▶ **Problem to work on**:
Give the data below again, word for word.

▶ **Supplied information**:
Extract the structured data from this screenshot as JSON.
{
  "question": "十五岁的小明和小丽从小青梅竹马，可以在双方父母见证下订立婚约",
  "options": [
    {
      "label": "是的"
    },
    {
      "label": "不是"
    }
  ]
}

▶ **The response**:
Extract the structured data from this screenshot as JSON.
{
  "question": "十五岁的小明和小丽从小青梅竹马，可以在双方父母见证下订立婚约",
  "options": [
    {
      "label": "是的"
    },
    {
      "label": "不是"
    }
  ]
}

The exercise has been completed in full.